## EXERCISE AIM
Return the lines where the word "Карла" occurs.
● ● ● ● ●
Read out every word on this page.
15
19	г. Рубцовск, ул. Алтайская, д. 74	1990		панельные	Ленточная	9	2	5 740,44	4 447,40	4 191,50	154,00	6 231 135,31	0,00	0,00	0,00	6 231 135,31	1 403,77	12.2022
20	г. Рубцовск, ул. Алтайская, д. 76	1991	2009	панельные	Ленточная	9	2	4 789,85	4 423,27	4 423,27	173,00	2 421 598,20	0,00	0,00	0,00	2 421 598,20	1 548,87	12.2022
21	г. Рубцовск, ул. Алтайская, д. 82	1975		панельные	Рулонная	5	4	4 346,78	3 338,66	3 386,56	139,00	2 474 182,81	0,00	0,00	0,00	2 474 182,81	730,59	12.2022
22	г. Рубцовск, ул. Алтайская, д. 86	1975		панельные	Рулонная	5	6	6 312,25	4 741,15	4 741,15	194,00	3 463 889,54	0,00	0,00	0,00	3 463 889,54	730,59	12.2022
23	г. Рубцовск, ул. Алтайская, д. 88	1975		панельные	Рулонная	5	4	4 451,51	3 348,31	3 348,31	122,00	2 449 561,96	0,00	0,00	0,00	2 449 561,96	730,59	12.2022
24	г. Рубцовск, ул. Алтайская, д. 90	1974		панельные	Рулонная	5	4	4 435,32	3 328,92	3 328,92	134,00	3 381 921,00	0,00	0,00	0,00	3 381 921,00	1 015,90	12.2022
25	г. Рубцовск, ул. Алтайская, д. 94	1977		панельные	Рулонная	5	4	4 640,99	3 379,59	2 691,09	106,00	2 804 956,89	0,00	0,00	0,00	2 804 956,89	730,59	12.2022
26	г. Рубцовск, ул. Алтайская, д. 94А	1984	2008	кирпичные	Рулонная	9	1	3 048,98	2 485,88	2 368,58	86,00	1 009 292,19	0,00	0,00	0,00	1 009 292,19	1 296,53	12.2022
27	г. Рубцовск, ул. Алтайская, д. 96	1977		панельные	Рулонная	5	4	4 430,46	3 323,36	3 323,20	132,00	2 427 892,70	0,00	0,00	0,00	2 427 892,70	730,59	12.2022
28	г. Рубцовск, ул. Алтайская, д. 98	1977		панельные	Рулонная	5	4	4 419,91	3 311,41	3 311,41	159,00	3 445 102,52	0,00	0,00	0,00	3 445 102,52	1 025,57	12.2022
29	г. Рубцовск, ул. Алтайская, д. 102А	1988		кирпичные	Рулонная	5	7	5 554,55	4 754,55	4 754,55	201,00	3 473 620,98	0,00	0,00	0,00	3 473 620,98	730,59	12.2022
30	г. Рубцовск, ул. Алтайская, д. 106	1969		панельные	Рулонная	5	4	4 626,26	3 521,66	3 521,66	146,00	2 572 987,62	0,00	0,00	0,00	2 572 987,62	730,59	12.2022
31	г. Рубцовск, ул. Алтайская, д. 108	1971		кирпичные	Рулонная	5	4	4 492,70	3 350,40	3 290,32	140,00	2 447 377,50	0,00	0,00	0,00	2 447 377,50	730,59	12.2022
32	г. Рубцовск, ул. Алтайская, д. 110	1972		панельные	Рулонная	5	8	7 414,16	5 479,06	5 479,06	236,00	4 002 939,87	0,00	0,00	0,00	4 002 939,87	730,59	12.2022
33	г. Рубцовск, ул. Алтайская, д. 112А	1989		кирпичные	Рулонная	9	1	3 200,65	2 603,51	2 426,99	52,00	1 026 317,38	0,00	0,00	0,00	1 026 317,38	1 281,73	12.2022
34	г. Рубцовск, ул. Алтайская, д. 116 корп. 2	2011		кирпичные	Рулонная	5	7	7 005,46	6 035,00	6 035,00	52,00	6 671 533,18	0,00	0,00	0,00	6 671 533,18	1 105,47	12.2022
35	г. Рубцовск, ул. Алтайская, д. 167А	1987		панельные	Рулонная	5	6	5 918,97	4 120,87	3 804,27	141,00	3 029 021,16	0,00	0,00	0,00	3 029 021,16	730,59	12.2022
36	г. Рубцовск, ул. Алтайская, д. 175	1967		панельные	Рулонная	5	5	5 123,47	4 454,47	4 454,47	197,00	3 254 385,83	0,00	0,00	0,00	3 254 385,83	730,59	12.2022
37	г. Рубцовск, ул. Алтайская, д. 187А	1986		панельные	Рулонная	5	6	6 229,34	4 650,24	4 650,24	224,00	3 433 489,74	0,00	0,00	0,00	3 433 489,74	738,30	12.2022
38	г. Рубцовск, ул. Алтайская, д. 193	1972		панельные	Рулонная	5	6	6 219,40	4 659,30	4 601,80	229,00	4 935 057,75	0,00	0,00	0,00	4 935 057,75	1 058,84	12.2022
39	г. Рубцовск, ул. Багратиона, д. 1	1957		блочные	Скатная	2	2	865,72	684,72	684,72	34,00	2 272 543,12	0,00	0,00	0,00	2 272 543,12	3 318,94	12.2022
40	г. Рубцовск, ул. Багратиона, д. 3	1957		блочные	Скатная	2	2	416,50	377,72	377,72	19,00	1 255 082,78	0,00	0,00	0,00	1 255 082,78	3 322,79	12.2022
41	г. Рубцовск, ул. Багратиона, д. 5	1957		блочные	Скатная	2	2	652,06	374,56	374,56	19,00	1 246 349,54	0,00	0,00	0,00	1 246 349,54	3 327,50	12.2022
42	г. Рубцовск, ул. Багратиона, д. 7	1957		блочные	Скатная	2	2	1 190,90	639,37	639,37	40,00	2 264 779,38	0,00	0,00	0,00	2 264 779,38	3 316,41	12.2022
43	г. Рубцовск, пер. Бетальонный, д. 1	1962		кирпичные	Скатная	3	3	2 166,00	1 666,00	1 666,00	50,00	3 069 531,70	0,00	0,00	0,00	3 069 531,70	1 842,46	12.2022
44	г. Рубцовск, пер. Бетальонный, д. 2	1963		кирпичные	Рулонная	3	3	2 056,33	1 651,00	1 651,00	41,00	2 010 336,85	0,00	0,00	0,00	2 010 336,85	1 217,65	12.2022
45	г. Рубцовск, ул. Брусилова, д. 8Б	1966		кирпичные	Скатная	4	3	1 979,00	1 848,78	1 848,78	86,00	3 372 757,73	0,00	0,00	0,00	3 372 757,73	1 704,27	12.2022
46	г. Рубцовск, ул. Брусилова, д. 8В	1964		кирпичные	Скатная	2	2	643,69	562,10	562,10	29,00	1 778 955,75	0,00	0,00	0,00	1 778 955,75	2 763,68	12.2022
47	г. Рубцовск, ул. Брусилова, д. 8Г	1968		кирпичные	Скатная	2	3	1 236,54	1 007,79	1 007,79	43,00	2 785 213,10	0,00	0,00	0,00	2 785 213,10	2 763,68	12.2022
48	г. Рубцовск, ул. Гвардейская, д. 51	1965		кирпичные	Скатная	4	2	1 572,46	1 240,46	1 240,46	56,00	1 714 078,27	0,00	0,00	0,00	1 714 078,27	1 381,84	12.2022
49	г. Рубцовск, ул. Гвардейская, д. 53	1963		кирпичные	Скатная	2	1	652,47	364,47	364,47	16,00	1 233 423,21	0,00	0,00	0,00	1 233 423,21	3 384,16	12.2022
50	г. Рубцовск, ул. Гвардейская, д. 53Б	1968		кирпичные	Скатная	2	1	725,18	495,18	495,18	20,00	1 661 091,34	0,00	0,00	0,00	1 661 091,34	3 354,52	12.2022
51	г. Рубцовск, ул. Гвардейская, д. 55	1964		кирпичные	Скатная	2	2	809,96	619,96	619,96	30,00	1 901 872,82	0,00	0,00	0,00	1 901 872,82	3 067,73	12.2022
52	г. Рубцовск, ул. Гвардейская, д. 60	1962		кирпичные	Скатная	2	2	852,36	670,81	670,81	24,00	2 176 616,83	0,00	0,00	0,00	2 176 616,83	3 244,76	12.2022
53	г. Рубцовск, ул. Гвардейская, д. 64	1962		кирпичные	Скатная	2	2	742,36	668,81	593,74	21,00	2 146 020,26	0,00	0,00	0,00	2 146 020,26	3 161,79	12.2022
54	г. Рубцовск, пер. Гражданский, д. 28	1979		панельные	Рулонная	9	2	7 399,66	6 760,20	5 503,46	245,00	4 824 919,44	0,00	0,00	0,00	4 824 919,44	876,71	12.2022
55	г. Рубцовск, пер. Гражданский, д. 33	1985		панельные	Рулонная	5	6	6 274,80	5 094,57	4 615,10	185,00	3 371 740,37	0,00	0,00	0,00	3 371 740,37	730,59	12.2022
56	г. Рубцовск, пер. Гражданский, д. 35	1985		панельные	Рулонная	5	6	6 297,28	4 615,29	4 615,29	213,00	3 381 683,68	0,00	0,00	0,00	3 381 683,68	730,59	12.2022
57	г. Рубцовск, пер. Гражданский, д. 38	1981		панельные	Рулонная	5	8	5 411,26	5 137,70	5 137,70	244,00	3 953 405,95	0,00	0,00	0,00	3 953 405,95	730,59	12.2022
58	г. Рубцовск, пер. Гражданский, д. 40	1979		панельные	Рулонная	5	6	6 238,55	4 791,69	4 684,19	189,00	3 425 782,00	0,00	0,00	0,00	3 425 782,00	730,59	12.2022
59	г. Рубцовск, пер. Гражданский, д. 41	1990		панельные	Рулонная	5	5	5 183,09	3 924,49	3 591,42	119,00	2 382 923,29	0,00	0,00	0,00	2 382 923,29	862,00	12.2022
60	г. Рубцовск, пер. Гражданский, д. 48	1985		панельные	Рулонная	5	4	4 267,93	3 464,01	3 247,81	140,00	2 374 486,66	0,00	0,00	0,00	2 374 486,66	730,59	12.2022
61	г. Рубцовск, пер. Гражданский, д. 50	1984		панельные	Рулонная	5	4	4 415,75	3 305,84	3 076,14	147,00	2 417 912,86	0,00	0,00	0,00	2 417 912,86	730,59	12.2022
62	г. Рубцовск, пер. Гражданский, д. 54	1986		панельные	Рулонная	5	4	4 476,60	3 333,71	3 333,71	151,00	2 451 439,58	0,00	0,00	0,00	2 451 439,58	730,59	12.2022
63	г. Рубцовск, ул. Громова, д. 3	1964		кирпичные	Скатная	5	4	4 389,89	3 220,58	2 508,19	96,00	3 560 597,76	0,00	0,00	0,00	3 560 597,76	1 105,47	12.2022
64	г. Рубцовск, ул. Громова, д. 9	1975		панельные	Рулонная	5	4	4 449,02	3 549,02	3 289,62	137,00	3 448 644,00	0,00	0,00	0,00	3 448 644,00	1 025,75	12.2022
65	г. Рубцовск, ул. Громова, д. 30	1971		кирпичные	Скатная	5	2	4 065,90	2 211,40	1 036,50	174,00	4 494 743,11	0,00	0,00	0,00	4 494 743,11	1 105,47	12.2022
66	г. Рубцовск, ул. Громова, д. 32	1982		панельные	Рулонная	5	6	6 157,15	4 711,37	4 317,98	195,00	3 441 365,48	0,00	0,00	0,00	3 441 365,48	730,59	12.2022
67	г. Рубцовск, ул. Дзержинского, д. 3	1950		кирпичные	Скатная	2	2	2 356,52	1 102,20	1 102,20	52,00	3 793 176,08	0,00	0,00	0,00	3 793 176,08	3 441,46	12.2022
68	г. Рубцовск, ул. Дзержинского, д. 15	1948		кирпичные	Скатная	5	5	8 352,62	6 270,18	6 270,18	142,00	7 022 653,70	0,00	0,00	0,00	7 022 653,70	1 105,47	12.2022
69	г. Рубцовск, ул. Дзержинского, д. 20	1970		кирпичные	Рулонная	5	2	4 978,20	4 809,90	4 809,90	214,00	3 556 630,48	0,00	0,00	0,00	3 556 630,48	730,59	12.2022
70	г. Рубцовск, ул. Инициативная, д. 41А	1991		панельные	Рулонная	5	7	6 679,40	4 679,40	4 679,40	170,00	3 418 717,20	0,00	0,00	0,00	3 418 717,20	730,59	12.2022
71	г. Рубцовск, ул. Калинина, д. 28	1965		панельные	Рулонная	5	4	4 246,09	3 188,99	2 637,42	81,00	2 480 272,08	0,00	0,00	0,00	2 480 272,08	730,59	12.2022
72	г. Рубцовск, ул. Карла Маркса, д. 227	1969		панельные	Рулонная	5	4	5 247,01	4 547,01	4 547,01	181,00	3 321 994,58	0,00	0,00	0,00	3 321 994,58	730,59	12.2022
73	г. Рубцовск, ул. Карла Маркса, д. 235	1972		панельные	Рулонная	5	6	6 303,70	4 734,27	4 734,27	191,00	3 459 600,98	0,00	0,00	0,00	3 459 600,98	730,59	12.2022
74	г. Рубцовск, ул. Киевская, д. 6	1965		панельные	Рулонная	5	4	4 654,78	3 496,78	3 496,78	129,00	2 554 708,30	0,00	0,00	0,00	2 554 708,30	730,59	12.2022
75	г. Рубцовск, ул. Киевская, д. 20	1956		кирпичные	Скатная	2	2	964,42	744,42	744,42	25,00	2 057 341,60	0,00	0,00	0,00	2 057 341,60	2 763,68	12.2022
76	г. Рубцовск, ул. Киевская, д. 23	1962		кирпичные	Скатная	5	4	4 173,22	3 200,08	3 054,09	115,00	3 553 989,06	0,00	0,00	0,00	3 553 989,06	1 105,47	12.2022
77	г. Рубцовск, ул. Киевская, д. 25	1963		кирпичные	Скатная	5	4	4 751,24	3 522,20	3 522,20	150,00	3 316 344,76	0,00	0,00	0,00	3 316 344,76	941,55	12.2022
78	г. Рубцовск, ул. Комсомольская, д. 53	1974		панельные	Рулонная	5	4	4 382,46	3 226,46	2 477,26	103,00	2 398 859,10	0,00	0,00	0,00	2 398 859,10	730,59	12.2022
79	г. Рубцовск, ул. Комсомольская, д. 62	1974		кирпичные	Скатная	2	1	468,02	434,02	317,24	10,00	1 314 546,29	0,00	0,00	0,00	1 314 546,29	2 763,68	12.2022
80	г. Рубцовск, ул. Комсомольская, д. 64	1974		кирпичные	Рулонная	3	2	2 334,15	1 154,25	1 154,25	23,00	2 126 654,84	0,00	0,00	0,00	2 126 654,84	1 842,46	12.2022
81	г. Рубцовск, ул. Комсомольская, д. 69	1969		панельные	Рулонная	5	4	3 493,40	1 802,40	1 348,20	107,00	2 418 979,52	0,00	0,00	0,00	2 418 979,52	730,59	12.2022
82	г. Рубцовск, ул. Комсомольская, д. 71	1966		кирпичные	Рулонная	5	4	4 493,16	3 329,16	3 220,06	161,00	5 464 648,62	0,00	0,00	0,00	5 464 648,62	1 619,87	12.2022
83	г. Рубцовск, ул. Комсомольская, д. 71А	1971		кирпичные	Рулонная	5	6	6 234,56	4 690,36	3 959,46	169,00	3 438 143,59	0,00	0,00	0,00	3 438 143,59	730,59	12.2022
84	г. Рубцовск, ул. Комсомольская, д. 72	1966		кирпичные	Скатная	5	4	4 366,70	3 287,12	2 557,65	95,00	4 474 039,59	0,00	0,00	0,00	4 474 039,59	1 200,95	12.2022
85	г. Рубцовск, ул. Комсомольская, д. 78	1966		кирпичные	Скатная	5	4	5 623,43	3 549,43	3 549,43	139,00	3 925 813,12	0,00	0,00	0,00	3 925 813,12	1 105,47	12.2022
● ● ● ● ●
## ANSWER TO THE PROBLEM
72	г. Рубцовск, ул. Карла Маркса, д. 227	1969		панельные	Рулонная	5	4	5 247,01	4 547,01	4 547,01	181,00	3 321 994,58	0,00	0,00	0,00	3 321 994,58	730,59	12.2022
73	г. Рубцовск, ул. Карла Маркса, д. 235	1972		панельные	Рулонная	5	6	6 303,70	4 734,27	4 734,27	191,00	3 459 600,98	0,00	0,00	0,00	3 459 600,98	730,59	12.2022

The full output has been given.